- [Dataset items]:
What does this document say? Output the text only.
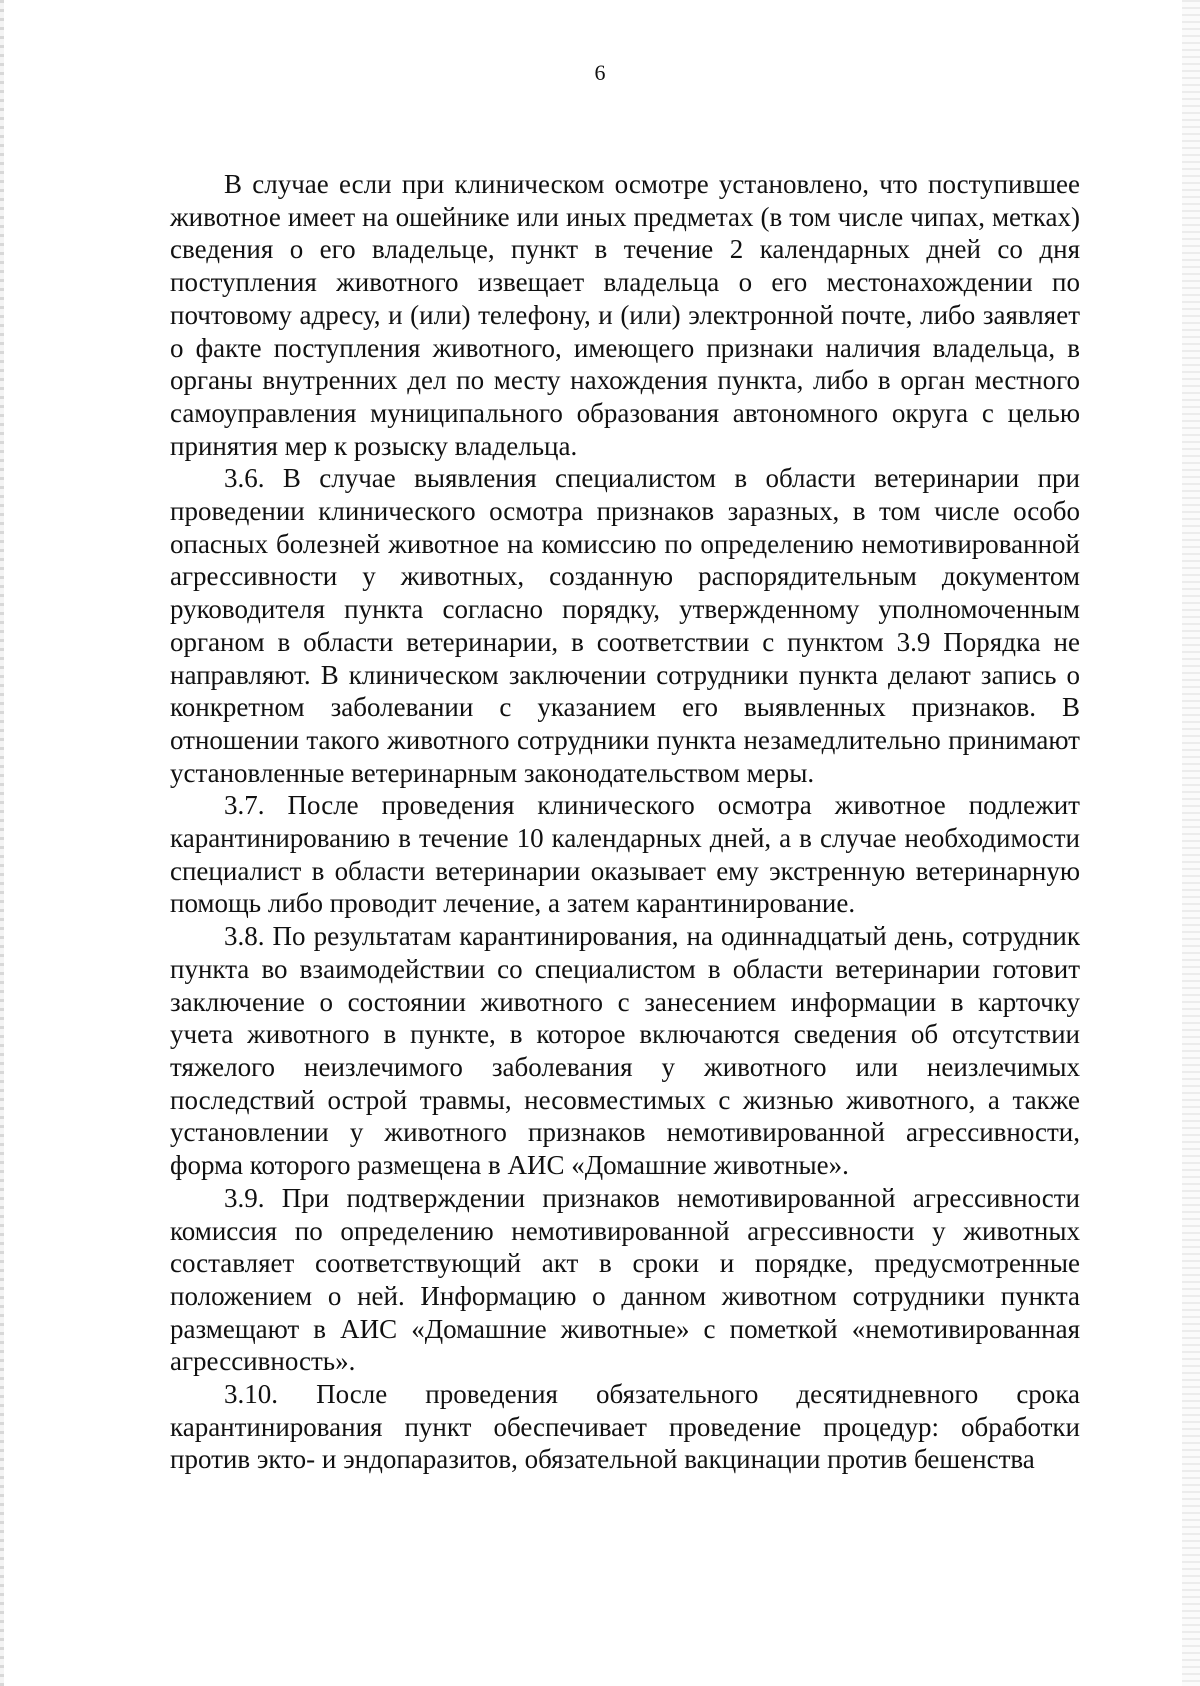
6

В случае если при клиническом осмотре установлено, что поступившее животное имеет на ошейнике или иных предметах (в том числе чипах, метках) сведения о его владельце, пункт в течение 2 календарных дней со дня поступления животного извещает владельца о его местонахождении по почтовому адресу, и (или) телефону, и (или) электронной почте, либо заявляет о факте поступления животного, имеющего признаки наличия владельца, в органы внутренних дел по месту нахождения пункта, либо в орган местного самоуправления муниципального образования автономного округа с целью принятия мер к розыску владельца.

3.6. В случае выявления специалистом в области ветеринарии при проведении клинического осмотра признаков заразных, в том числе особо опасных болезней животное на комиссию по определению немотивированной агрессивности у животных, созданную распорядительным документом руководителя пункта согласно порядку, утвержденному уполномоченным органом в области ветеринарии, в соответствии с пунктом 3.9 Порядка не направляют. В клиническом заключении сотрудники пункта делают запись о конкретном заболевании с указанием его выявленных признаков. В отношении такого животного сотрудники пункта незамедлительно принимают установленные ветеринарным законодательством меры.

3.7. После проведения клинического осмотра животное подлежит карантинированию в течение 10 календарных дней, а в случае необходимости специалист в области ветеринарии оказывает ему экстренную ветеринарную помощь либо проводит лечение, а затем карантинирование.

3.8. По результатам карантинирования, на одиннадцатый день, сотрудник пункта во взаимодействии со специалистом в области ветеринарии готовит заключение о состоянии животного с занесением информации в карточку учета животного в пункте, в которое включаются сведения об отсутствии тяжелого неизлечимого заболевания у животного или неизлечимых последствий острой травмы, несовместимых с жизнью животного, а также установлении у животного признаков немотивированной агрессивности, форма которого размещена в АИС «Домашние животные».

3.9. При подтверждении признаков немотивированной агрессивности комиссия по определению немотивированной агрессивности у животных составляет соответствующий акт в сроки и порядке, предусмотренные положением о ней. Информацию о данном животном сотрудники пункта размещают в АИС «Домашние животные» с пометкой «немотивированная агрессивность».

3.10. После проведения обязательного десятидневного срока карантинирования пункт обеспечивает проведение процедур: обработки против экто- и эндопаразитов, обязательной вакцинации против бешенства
* * *
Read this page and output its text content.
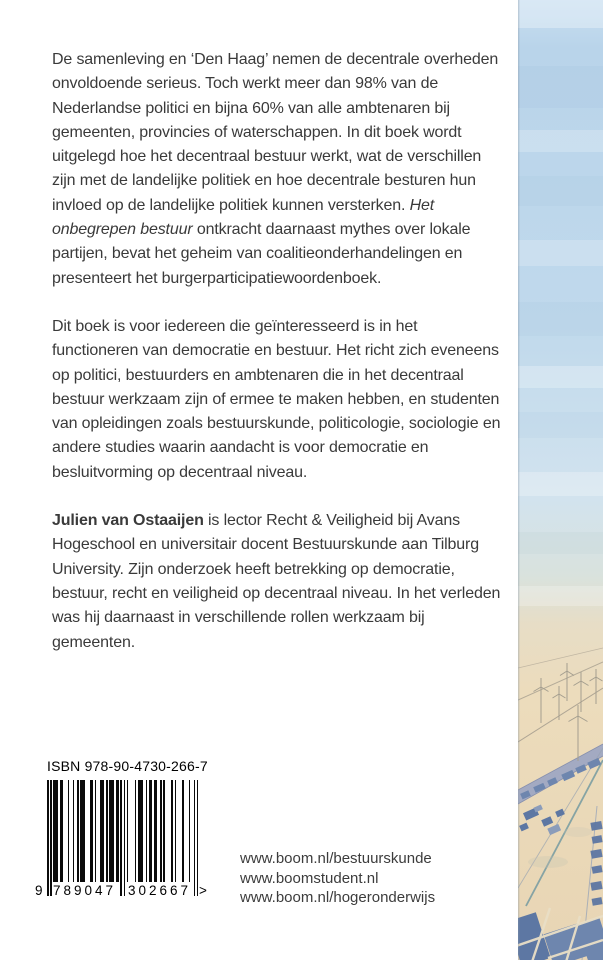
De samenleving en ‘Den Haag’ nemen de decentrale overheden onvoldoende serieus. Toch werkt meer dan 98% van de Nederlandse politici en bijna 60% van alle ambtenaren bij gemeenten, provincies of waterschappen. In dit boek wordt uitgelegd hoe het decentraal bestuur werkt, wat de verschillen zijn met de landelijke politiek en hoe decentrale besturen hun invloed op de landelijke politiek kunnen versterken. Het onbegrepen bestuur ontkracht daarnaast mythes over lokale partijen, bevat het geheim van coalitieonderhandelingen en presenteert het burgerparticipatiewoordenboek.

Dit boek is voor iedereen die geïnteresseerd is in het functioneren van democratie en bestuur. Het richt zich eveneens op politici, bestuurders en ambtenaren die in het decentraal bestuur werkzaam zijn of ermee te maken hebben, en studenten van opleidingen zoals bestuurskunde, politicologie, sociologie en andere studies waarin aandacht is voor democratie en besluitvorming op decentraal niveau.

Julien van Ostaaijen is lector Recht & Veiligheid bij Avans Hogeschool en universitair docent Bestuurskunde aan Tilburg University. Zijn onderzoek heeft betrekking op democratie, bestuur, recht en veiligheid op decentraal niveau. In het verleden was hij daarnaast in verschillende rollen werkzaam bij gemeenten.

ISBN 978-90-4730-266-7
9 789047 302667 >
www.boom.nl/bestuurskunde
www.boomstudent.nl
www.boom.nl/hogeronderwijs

- [GIVEN EXERCISE]:
Only the number is wanted: how many lines in the data include the word "this"?

- [EXERCISE SOLUTION]:
2